(Entries from a visual dataset)

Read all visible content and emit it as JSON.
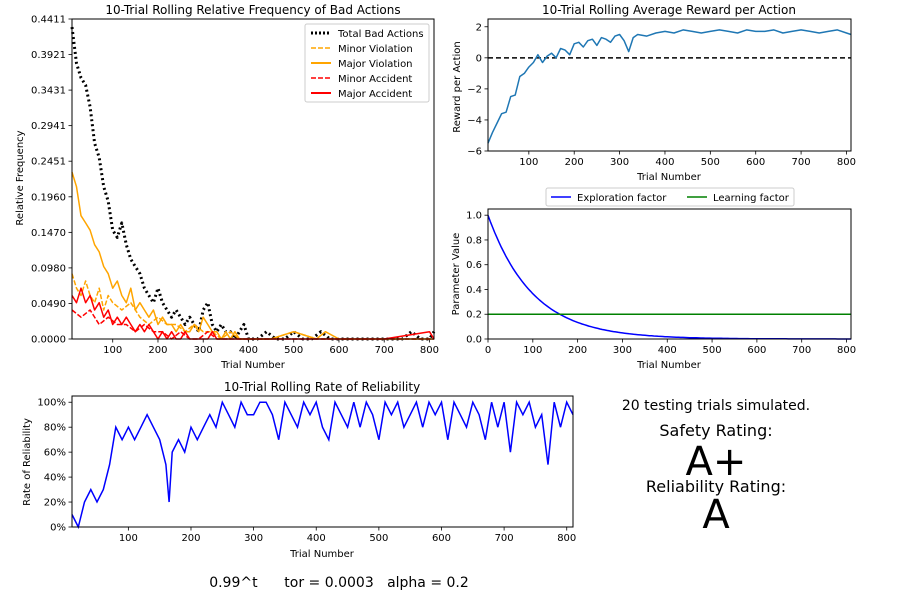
{
  "summary": {
    "testing_text": "20 testing trials simulated.",
    "safety_label": "Safety Rating:",
    "safety_grade": "A+",
    "reliability_label": "Reliability Rating:",
    "reliability_grade": "A",
    "grade_color": "#008000",
    "params_text": "0.99^t      tor = 0.0003   alpha = 0.2"
  },
  "chart_data": [
    {
      "id": "bad_actions",
      "type": "line",
      "title": "10-Trial Rolling Relative Frequency of Bad Actions",
      "xlabel": "Trial Number",
      "ylabel": "Relative Frequency",
      "xlim": [
        10,
        810
      ],
      "ylim": [
        0,
        0.4411
      ],
      "xticks": [
        "100",
        "200",
        "300",
        "400",
        "500",
        "600",
        "700",
        "800"
      ],
      "yticks": [
        "0.0000",
        "0.0490",
        "0.0980",
        "0.1470",
        "0.1960",
        "0.2451",
        "0.2941",
        "0.3431",
        "0.3921",
        "0.4411"
      ],
      "legend_position": "top-right",
      "series": [
        {
          "name": "Total Bad Actions",
          "color": "#000000",
          "style": "dotted",
          "x": [
            10,
            20,
            30,
            40,
            50,
            60,
            70,
            80,
            90,
            100,
            110,
            120,
            130,
            140,
            150,
            160,
            170,
            180,
            190,
            200,
            210,
            220,
            230,
            240,
            250,
            260,
            270,
            280,
            290,
            300,
            310,
            320,
            330,
            340,
            350,
            360,
            370,
            380,
            390,
            400,
            420,
            440,
            460,
            480,
            500,
            520,
            540,
            560,
            580,
            600,
            620,
            640,
            660,
            680,
            700,
            720,
            740,
            760,
            780,
            800,
            810
          ],
          "values": [
            0.43,
            0.38,
            0.36,
            0.35,
            0.32,
            0.27,
            0.25,
            0.21,
            0.19,
            0.15,
            0.14,
            0.16,
            0.13,
            0.11,
            0.1,
            0.09,
            0.07,
            0.06,
            0.05,
            0.07,
            0.05,
            0.04,
            0.03,
            0.04,
            0.03,
            0.02,
            0.03,
            0.02,
            0.01,
            0.04,
            0.05,
            0.02,
            0.01,
            0.02,
            0.01,
            0.01,
            0.0,
            0.01,
            0.02,
            0.0,
            0.0,
            0.01,
            0.0,
            0.0,
            0.01,
            0.0,
            0.0,
            0.01,
            0.0,
            0.0,
            0.0,
            0.0,
            0.0,
            0.0,
            0.0,
            0.0,
            0.0,
            0.01,
            0.0,
            0.0,
            0.01
          ]
        },
        {
          "name": "Minor Violation",
          "color": "#ffa500",
          "style": "dashed",
          "x": [
            10,
            20,
            30,
            40,
            50,
            60,
            70,
            80,
            90,
            100,
            120,
            140,
            160,
            180,
            200,
            220,
            240,
            260,
            280,
            300,
            320,
            340,
            360,
            380,
            400,
            450,
            500,
            550,
            600,
            650,
            700,
            750,
            800,
            810
          ],
          "values": [
            0.09,
            0.07,
            0.06,
            0.08,
            0.06,
            0.05,
            0.07,
            0.04,
            0.06,
            0.05,
            0.04,
            0.05,
            0.03,
            0.02,
            0.03,
            0.02,
            0.02,
            0.01,
            0.02,
            0.01,
            0.01,
            0.0,
            0.01,
            0.0,
            0.0,
            0.0,
            0.01,
            0.0,
            0.0,
            0.0,
            0.0,
            0.0,
            0.0,
            0.0
          ]
        },
        {
          "name": "Major Violation",
          "color": "#ffa500",
          "style": "solid",
          "x": [
            10,
            20,
            30,
            40,
            50,
            60,
            70,
            80,
            90,
            100,
            110,
            120,
            130,
            140,
            150,
            160,
            170,
            180,
            190,
            200,
            210,
            220,
            230,
            240,
            250,
            260,
            270,
            280,
            290,
            300,
            310,
            320,
            330,
            340,
            350,
            360,
            370,
            380,
            390,
            400,
            450,
            500,
            550,
            570,
            600,
            650,
            700,
            750,
            800,
            810
          ],
          "values": [
            0.23,
            0.21,
            0.17,
            0.16,
            0.15,
            0.13,
            0.12,
            0.1,
            0.09,
            0.07,
            0.08,
            0.06,
            0.05,
            0.07,
            0.04,
            0.05,
            0.04,
            0.03,
            0.04,
            0.02,
            0.03,
            0.02,
            0.02,
            0.01,
            0.02,
            0.01,
            0.01,
            0.02,
            0.01,
            0.03,
            0.02,
            0.01,
            0.01,
            0.0,
            0.01,
            0.0,
            0.01,
            0.0,
            0.0,
            0.0,
            0.0,
            0.01,
            0.0,
            0.01,
            0.0,
            0.0,
            0.0,
            0.0,
            0.0,
            0.0
          ]
        },
        {
          "name": "Minor Accident",
          "color": "#ff0000",
          "style": "dashed",
          "x": [
            10,
            30,
            50,
            70,
            90,
            110,
            130,
            150,
            170,
            190,
            210,
            230,
            250,
            270,
            290,
            310,
            330,
            350,
            400,
            500,
            600,
            700,
            800,
            810
          ],
          "values": [
            0.04,
            0.03,
            0.04,
            0.02,
            0.03,
            0.02,
            0.02,
            0.01,
            0.02,
            0.01,
            0.01,
            0.0,
            0.01,
            0.0,
            0.0,
            0.01,
            0.0,
            0.0,
            0.0,
            0.0,
            0.0,
            0.0,
            0.0,
            0.0
          ]
        },
        {
          "name": "Major Accident",
          "color": "#ff0000",
          "style": "solid",
          "x": [
            10,
            20,
            30,
            40,
            50,
            60,
            70,
            80,
            90,
            100,
            110,
            120,
            130,
            140,
            150,
            160,
            170,
            180,
            190,
            200,
            210,
            220,
            230,
            240,
            250,
            260,
            270,
            280,
            290,
            300,
            310,
            320,
            330,
            340,
            350,
            360,
            380,
            400,
            450,
            500,
            600,
            700,
            800,
            810
          ],
          "values": [
            0.06,
            0.05,
            0.07,
            0.05,
            0.06,
            0.04,
            0.05,
            0.03,
            0.04,
            0.02,
            0.03,
            0.02,
            0.03,
            0.02,
            0.01,
            0.02,
            0.01,
            0.02,
            0.01,
            0.0,
            0.01,
            0.0,
            0.01,
            0.0,
            0.0,
            0.01,
            0.0,
            0.0,
            0.0,
            0.0,
            0.0,
            0.01,
            0.0,
            0.0,
            0.0,
            0.0,
            0.0,
            0.0,
            0.0,
            0.0,
            0.0,
            0.0,
            0.01,
            0.0
          ]
        }
      ]
    },
    {
      "id": "reward",
      "type": "line",
      "title": "10-Trial Rolling Average Reward per Action",
      "xlabel": "Trial Number",
      "ylabel": "Reward per Action",
      "xlim": [
        10,
        810
      ],
      "ylim": [
        -6,
        2.5
      ],
      "xticks": [
        "100",
        "200",
        "300",
        "400",
        "500",
        "600",
        "700",
        "800"
      ],
      "yticks": [
        "−6",
        "−4",
        "−2",
        "0",
        "2"
      ],
      "reference_line": {
        "y": 0,
        "style": "dashed",
        "color": "#000000"
      },
      "series": [
        {
          "name": "",
          "color": "#1f77b4",
          "x": [
            10,
            20,
            30,
            40,
            50,
            60,
            70,
            80,
            90,
            100,
            110,
            120,
            130,
            140,
            150,
            160,
            170,
            180,
            190,
            200,
            210,
            220,
            230,
            240,
            250,
            260,
            270,
            280,
            290,
            300,
            310,
            320,
            330,
            340,
            360,
            380,
            400,
            420,
            440,
            460,
            480,
            500,
            520,
            540,
            560,
            580,
            600,
            620,
            640,
            660,
            680,
            700,
            720,
            740,
            760,
            780,
            800,
            810
          ],
          "values": [
            -5.5,
            -4.8,
            -4.2,
            -3.6,
            -3.5,
            -2.5,
            -2.4,
            -1.2,
            -1.0,
            -0.6,
            -0.3,
            0.2,
            -0.3,
            0.1,
            0.3,
            0.0,
            0.6,
            0.5,
            0.2,
            0.9,
            1.0,
            0.7,
            1.1,
            1.2,
            0.8,
            1.3,
            1.2,
            1.0,
            1.4,
            1.5,
            1.1,
            0.4,
            1.3,
            1.5,
            1.4,
            1.6,
            1.7,
            1.6,
            1.8,
            1.7,
            1.6,
            1.7,
            1.8,
            1.7,
            1.6,
            1.8,
            1.7,
            1.7,
            1.8,
            1.6,
            1.7,
            1.8,
            1.7,
            1.6,
            1.7,
            1.8,
            1.6,
            1.5
          ]
        }
      ]
    },
    {
      "id": "params",
      "type": "line",
      "title": "",
      "xlabel": "Trial Number",
      "ylabel": "Parameter Value",
      "xlim": [
        0,
        810
      ],
      "ylim": [
        0,
        1.05
      ],
      "xticks": [
        "0",
        "100",
        "200",
        "300",
        "400",
        "500",
        "600",
        "700",
        "800"
      ],
      "yticks": [
        "0.0",
        "0.2",
        "0.4",
        "0.6",
        "0.8",
        "1.0"
      ],
      "legend_position": "top-center",
      "series": [
        {
          "name": "Exploration factor",
          "color": "#0000ff",
          "formula": "0.99^t"
        },
        {
          "name": "Learning factor",
          "color": "#008000",
          "constant": 0.2
        }
      ]
    },
    {
      "id": "reliability",
      "type": "line",
      "title": "10-Trial Rolling Rate of Reliability",
      "xlabel": "Trial Number",
      "ylabel": "Rate of Reliability",
      "xlim": [
        10,
        810
      ],
      "ylim": [
        0,
        105
      ],
      "xticks": [
        "100",
        "200",
        "300",
        "400",
        "500",
        "600",
        "700",
        "800"
      ],
      "yticks": [
        "0%",
        "20%",
        "40%",
        "60%",
        "80%",
        "100%"
      ],
      "series": [
        {
          "name": "",
          "color": "#0000ff",
          "x": [
            10,
            20,
            30,
            40,
            50,
            60,
            70,
            80,
            90,
            100,
            110,
            120,
            130,
            140,
            150,
            160,
            165,
            170,
            180,
            190,
            200,
            210,
            220,
            230,
            240,
            250,
            260,
            270,
            280,
            290,
            300,
            310,
            320,
            330,
            340,
            350,
            360,
            370,
            380,
            390,
            400,
            410,
            420,
            430,
            440,
            450,
            460,
            470,
            480,
            490,
            500,
            510,
            520,
            530,
            540,
            550,
            560,
            570,
            580,
            590,
            600,
            610,
            620,
            630,
            640,
            650,
            660,
            670,
            680,
            690,
            700,
            710,
            720,
            730,
            740,
            750,
            760,
            770,
            780,
            790,
            800,
            810
          ],
          "values": [
            10,
            0,
            20,
            30,
            20,
            30,
            50,
            80,
            70,
            80,
            70,
            80,
            90,
            80,
            70,
            50,
            20,
            60,
            70,
            60,
            80,
            70,
            80,
            90,
            80,
            100,
            90,
            80,
            100,
            90,
            90,
            100,
            100,
            90,
            70,
            100,
            90,
            80,
            100,
            90,
            100,
            80,
            70,
            100,
            90,
            80,
            100,
            80,
            100,
            90,
            70,
            100,
            90,
            100,
            80,
            90,
            100,
            80,
            100,
            90,
            100,
            70,
            100,
            90,
            80,
            100,
            90,
            70,
            100,
            80,
            100,
            60,
            100,
            90,
            100,
            80,
            90,
            50,
            100,
            80,
            100,
            90
          ]
        }
      ]
    }
  ]
}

EXERCISE AIM: Copy all lines from the listing that contain "factor".

EXERCISE RESULT:
          "name": "Exploration factor",
          "name": "Learning factor",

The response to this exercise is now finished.